***** Task input *****
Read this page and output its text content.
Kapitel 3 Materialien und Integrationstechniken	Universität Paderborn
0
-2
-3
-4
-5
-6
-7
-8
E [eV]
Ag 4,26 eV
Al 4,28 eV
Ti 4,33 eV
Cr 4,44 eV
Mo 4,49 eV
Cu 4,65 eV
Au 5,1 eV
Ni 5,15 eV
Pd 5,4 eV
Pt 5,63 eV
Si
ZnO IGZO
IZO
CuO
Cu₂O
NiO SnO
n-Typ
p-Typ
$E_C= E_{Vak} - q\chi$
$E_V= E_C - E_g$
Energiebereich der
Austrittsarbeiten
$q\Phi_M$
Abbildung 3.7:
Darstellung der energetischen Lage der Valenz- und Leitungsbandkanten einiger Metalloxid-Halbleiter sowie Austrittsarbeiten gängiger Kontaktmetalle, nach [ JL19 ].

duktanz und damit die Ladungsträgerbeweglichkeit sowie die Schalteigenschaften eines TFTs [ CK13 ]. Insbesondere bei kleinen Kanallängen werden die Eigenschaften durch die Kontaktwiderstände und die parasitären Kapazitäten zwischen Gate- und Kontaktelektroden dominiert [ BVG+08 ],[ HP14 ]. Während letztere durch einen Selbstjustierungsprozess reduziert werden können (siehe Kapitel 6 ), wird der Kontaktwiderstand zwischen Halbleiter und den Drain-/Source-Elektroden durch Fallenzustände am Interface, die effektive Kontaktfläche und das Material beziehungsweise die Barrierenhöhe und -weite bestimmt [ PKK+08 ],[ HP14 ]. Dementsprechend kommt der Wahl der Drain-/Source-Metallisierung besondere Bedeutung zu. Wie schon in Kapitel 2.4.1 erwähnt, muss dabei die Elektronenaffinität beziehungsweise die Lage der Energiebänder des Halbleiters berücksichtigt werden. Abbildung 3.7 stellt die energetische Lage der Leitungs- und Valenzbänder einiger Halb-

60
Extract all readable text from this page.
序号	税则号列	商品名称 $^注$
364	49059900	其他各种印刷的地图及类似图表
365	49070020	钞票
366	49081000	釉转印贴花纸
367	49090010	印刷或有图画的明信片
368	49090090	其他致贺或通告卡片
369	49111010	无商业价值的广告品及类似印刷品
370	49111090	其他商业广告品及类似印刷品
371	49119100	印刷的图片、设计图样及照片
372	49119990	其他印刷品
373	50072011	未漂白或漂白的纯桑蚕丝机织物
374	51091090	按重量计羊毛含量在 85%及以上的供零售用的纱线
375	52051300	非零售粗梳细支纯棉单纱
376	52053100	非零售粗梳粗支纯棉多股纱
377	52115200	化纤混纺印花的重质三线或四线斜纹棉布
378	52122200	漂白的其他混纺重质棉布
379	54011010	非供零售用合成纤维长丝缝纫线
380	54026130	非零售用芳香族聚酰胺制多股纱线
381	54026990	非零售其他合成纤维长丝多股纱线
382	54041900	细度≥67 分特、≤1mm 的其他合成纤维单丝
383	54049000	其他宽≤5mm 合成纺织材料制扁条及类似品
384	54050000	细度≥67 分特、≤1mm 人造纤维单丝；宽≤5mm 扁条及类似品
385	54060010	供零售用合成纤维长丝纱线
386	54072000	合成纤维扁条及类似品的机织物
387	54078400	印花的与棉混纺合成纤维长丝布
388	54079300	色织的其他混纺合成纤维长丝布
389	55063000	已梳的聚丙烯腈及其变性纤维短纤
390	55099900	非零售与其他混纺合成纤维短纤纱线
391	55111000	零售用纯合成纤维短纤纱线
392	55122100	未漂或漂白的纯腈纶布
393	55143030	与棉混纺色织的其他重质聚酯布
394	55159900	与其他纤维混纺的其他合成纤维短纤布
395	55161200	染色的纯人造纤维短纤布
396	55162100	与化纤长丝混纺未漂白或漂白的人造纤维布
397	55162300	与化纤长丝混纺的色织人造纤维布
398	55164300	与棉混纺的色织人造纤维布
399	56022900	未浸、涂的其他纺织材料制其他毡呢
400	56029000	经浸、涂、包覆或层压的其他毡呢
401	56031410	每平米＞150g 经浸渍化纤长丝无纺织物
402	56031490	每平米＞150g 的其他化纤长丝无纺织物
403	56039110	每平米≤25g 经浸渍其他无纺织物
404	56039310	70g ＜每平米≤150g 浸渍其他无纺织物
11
*****
Task objective: Only the lines from the one with "Extract all readable text from this page." through the end of the material are wanted; copy them exactly, both ends included.

Complete output:
Extract all readable text from this page.
序号	税则号列	商品名称 $^注$
364	49059900	其他各种印刷的地图及类似图表
365	49070020	钞票
366	49081000	釉转印贴花纸
367	49090010	印刷或有图画的明信片
368	49090090	其他致贺或通告卡片
369	49111010	无商业价值的广告品及类似印刷品
370	49111090	其他商业广告品及类似印刷品
371	49119100	印刷的图片、设计图样及照片
372	49119990	其他印刷品
373	50072011	未漂白或漂白的纯桑蚕丝机织物
374	51091090	按重量计羊毛含量在 85%及以上的供零售用的纱线
375	52051300	非零售粗梳细支纯棉单纱
376	52053100	非零售粗梳粗支纯棉多股纱
377	52115200	化纤混纺印花的重质三线或四线斜纹棉布
378	52122200	漂白的其他混纺重质棉布
379	54011010	非供零售用合成纤维长丝缝纫线
380	54026130	非零售用芳香族聚酰胺制多股纱线
381	54026990	非零售其他合成纤维长丝多股纱线
382	54041900	细度≥67 分特、≤1mm 的其他合成纤维单丝
383	54049000	其他宽≤5mm 合成纺织材料制扁条及类似品
384	54050000	细度≥67 分特、≤1mm 人造纤维单丝；宽≤5mm 扁条及类似品
385	54060010	供零售用合成纤维长丝纱线
386	54072000	合成纤维扁条及类似品的机织物
387	54078400	印花的与棉混纺合成纤维长丝布
388	54079300	色织的其他混纺合成纤维长丝布
389	55063000	已梳的聚丙烯腈及其变性纤维短纤
390	55099900	非零售与其他混纺合成纤维短纤纱线
391	55111000	零售用纯合成纤维短纤纱线
392	55122100	未漂或漂白的纯腈纶布
393	55143030	与棉混纺色织的其他重质聚酯布
394	55159900	与其他纤维混纺的其他合成纤维短纤布
395	55161200	染色的纯人造纤维短纤布
396	55162100	与化纤长丝混纺未漂白或漂白的人造纤维布
397	55162300	与化纤长丝混纺的色织人造纤维布
398	55164300	与棉混纺的色织人造纤维布
399	56022900	未浸、涂的其他纺织材料制其他毡呢
400	56029000	经浸、涂、包覆或层压的其他毡呢
401	56031410	每平米＞150g 经浸渍化纤长丝无纺织物
402	56031490	每平米＞150g 的其他化纤长丝无纺织物
403	56039110	每平米≤25g 经浸渍其他无纺织物
404	56039310	70g ＜每平米≤150g 浸渍其他无纺织物
11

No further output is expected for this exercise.